(What you will do)
Can you copy the lines of the material exactly, from the line with "- x-axis-label: time" up to and including the line with "- series-line-filtered: [74, 32, 544, 398]"?
──────── Data for processing
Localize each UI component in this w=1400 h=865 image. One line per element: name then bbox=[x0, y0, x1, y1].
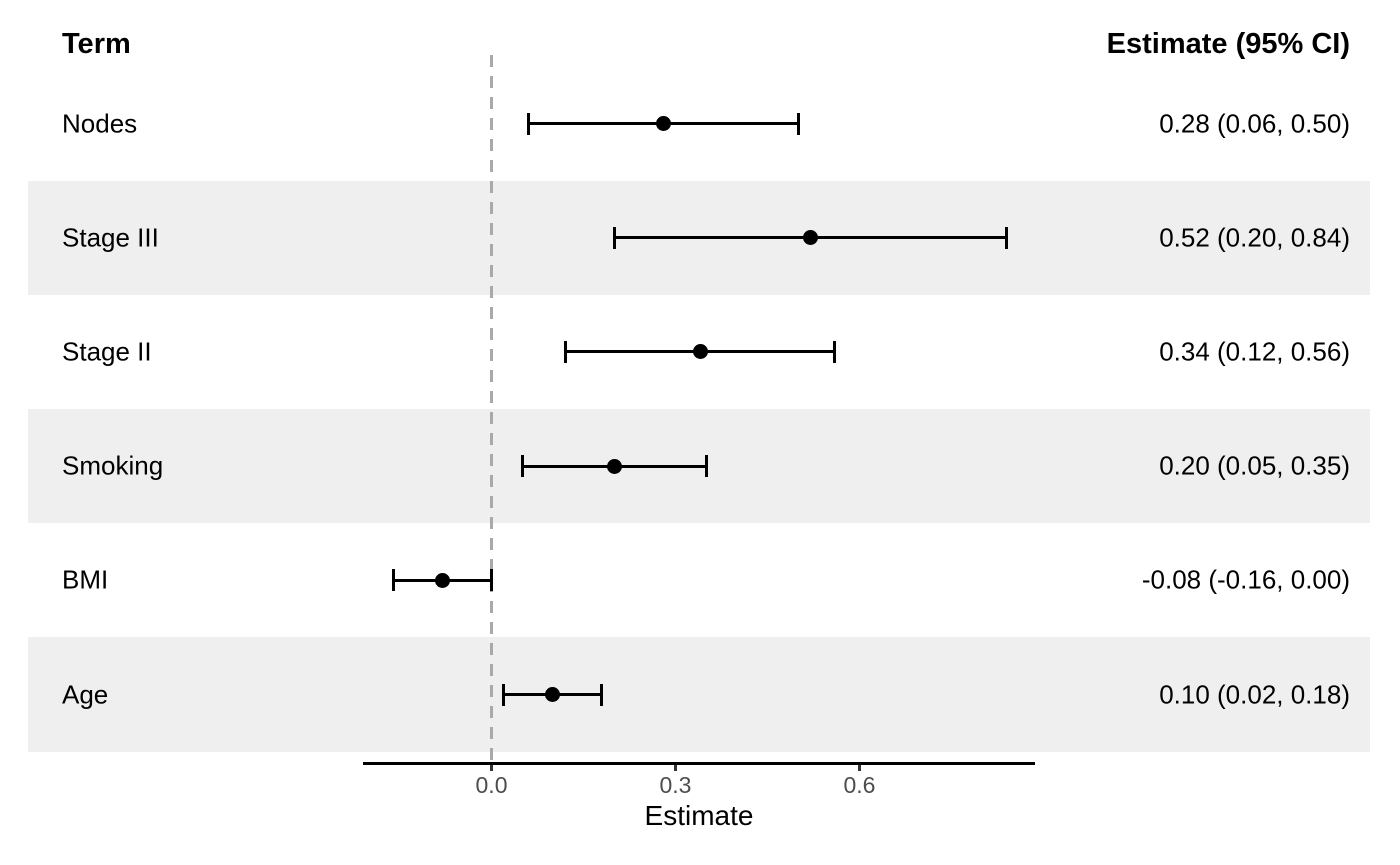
estimate-value: 0.20 (0.05, 0.35) bbox=[1159, 450, 1350, 481]
estimate-value: 0.34 (0.12, 0.56) bbox=[1159, 336, 1350, 367]
estimate-value: 0.28 (0.06, 0.50) bbox=[1159, 108, 1350, 138]
estimate-point bbox=[545, 687, 561, 702]
x-axis-title: Estimate bbox=[644, 800, 754, 831]
ci-cap-low bbox=[391, 569, 395, 592]
estimate-column-header: Estimate (95% CI) bbox=[1106, 28, 1350, 60]
x-axis-tick bbox=[490, 764, 493, 771]
x-axis-line bbox=[363, 761, 1035, 765]
estimate-point bbox=[655, 116, 671, 131]
estimate-point bbox=[692, 344, 708, 360]
ci-cap-high bbox=[600, 683, 604, 706]
ci-cap-high bbox=[704, 455, 708, 478]
x-tick-label: 0.0 bbox=[475, 772, 508, 798]
x-tick-label: 0.3 bbox=[659, 772, 692, 798]
x-tick-label: 0.6 bbox=[843, 772, 876, 798]
row-stripe bbox=[28, 637, 1370, 752]
zero-reference-line bbox=[490, 55, 493, 763]
ci-cap-low bbox=[526, 112, 530, 135]
ci-cap-low bbox=[502, 683, 506, 706]
x-axis-tick bbox=[673, 764, 677, 771]
term-label: Stage II bbox=[62, 336, 152, 367]
estimate-point bbox=[802, 230, 818, 246]
ci-cap-high bbox=[796, 112, 800, 135]
term-label: Stage III bbox=[62, 222, 159, 253]
ci-cap-high bbox=[1005, 226, 1009, 249]
estimate-point bbox=[606, 458, 622, 474]
estimate-value: 0.10 (0.02, 0.18) bbox=[1159, 679, 1350, 709]
ci-cap-low bbox=[563, 340, 567, 363]
estimate-value: -0.08 (-0.16, 0.00) bbox=[1141, 564, 1350, 595]
x-axis-tick bbox=[857, 764, 861, 771]
ci-cap-low bbox=[612, 226, 616, 249]
ci-cap-low bbox=[520, 455, 524, 478]
estimate-value: 0.52 (0.20, 0.84) bbox=[1159, 222, 1350, 253]
term-label: Nodes bbox=[62, 108, 138, 138]
ci-cap-high bbox=[490, 569, 493, 592]
term-column-header: Term bbox=[62, 28, 131, 60]
term-label: BMI bbox=[62, 564, 109, 595]
estimate-point bbox=[434, 572, 450, 588]
term-label: Age bbox=[62, 679, 109, 709]
ci-cap-high bbox=[833, 340, 837, 363]
term-label: Smoking bbox=[62, 450, 164, 481]
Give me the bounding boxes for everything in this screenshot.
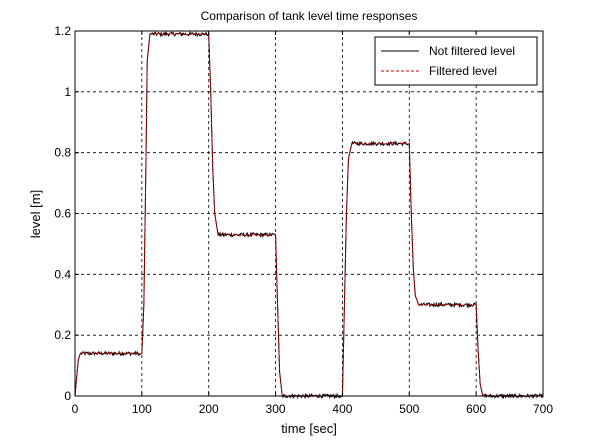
- x-axis-label: time [sec]: [281, 421, 337, 436]
- x-tick-label: 500: [399, 402, 419, 416]
- chart-title: Comparison of tank level time responses: [201, 9, 418, 23]
- y-tick-label: 0.2: [54, 328, 71, 342]
- series-line-not-filtered: [74, 30, 544, 400]
- series-layer: [74, 30, 544, 400]
- x-tick-label: 0: [72, 402, 79, 416]
- y-tick-label: 1.2: [54, 24, 71, 38]
- y-axis-label: level [m]: [28, 190, 43, 238]
- legend: Not filtered level Filtered level: [374, 36, 538, 86]
- x-tick-label: 700: [533, 402, 553, 416]
- grid-lines: [75, 31, 543, 396]
- series-line-filtered: [74, 32, 544, 398]
- x-tick-label: 300: [266, 402, 286, 416]
- x-tick-label: 100: [132, 402, 152, 416]
- y-tick-label: 0: [64, 389, 71, 403]
- tick-labels: 0 100 200 300 400 500 600 700 0 0.2 0.4 0.6 0.8 1 1.2: [54, 24, 553, 416]
- x-tick-label: 600: [466, 402, 486, 416]
- y-tick-label: 1: [64, 85, 71, 99]
- x-tick-label: 400: [332, 402, 352, 416]
- y-tick-label: 0.6: [54, 207, 71, 221]
- legend-label: Not filtered level: [429, 44, 515, 58]
- y-tick-label: 0.4: [54, 267, 71, 281]
- y-tick-label: 0.8: [54, 146, 71, 160]
- legend-box: [374, 36, 538, 86]
- x-tick-label: 200: [199, 402, 219, 416]
- ticks: [74, 30, 544, 397]
- legend-label: Filtered level: [429, 64, 497, 78]
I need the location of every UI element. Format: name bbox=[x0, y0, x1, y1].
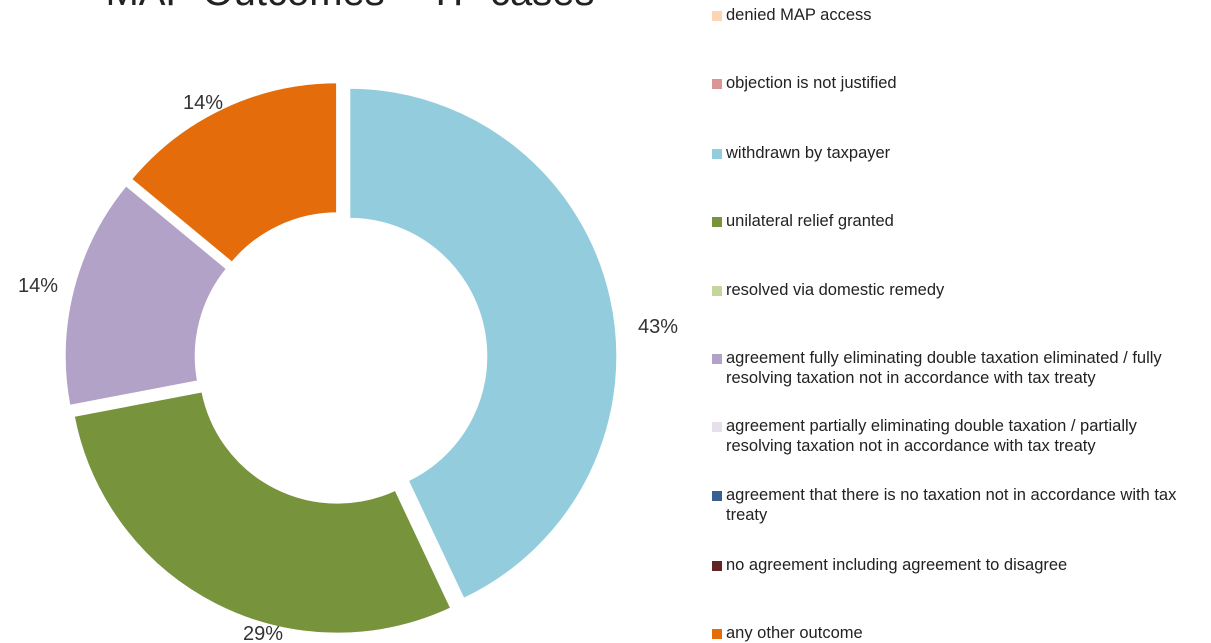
legend-swatch bbox=[712, 354, 722, 364]
legend-item: withdrawn by taxpayer bbox=[712, 143, 1202, 163]
legend-label: agreement that there is no taxation not … bbox=[726, 486, 1177, 524]
slice-any-other bbox=[128, 80, 340, 266]
legend-swatch bbox=[712, 149, 722, 159]
legend-item: objection is not justified bbox=[712, 73, 1202, 93]
slice-agreement-fully bbox=[62, 182, 230, 409]
legend-label: no agreement including agreement to disa… bbox=[726, 556, 1068, 574]
legend-swatch bbox=[712, 217, 722, 227]
legend-label: agreement fully eliminating double taxat… bbox=[726, 349, 1162, 387]
donut-chart: 43% 29% 14% 14% bbox=[18, 80, 678, 643]
chart-title: MAP Outcomes – TP cases bbox=[0, 0, 700, 15]
legend-swatch bbox=[712, 491, 722, 501]
legend-item: unilateral relief granted bbox=[712, 211, 1202, 231]
legend-swatch bbox=[712, 286, 722, 296]
legend: denied MAP access objection is not justif… bbox=[712, 0, 1202, 643]
slice-data-label: 29% bbox=[243, 623, 283, 643]
slice-data-label: 14% bbox=[183, 92, 223, 114]
legend-label: withdrawn by taxpayer bbox=[726, 144, 891, 162]
legend-item: agreement fully eliminating double taxat… bbox=[712, 348, 1202, 388]
legend-swatch bbox=[712, 629, 722, 639]
legend-item: denied MAP access bbox=[712, 5, 1202, 25]
legend-item: no agreement including agreement to disa… bbox=[712, 555, 1202, 575]
slice-withdrawn-by bbox=[347, 85, 620, 602]
legend-swatch bbox=[712, 79, 722, 89]
legend-label: resolved via domestic remedy bbox=[726, 281, 945, 299]
legend-swatch bbox=[712, 422, 722, 432]
legend-label: objection is not justified bbox=[726, 74, 897, 92]
slice-data-label: 43% bbox=[638, 316, 678, 338]
legend-label: unilateral relief granted bbox=[726, 212, 894, 230]
legend-item: agreement that there is no taxation not … bbox=[712, 485, 1202, 525]
legend-item: any other outcome bbox=[712, 623, 1202, 643]
legend-label: denied MAP access bbox=[726, 6, 872, 24]
legend-label: any other outcome bbox=[726, 624, 863, 642]
legend-item: resolved via domestic remedy bbox=[712, 280, 1202, 300]
slice-unilateral-relief bbox=[71, 389, 454, 636]
legend-swatch bbox=[712, 561, 722, 571]
legend-swatch bbox=[712, 11, 722, 21]
legend-label: agreement partially eliminating double t… bbox=[726, 417, 1137, 455]
legend-item: agreement partially eliminating double t… bbox=[712, 416, 1202, 456]
slice-data-label: 14% bbox=[18, 275, 58, 297]
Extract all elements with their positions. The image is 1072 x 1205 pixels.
────────────────
(Response to this exercise)
- x-axis-label: time [sec]: [281, 421, 337, 436]
- x-tick-label: 500: [399, 402, 419, 416]
- chart-title: Comparison of tank level time responses: [201, 9, 418, 23]
- y-tick-label: 0.2: [54, 328, 71, 342]
- series-line-not-filtered: [74, 30, 544, 400]
- series-layer: [74, 30, 544, 400]
- x-tick-label: 0: [72, 402, 79, 416]
- y-tick-label: 1.2: [54, 24, 71, 38]
- y-axis-label: level [m]: [28, 190, 43, 238]
- legend: Not filtered level Filtered level: [374, 36, 538, 86]
- x-tick-label: 700: [533, 402, 553, 416]
- grid-lines: [75, 31, 543, 396]
- series-line-filtered: [74, 32, 544, 398]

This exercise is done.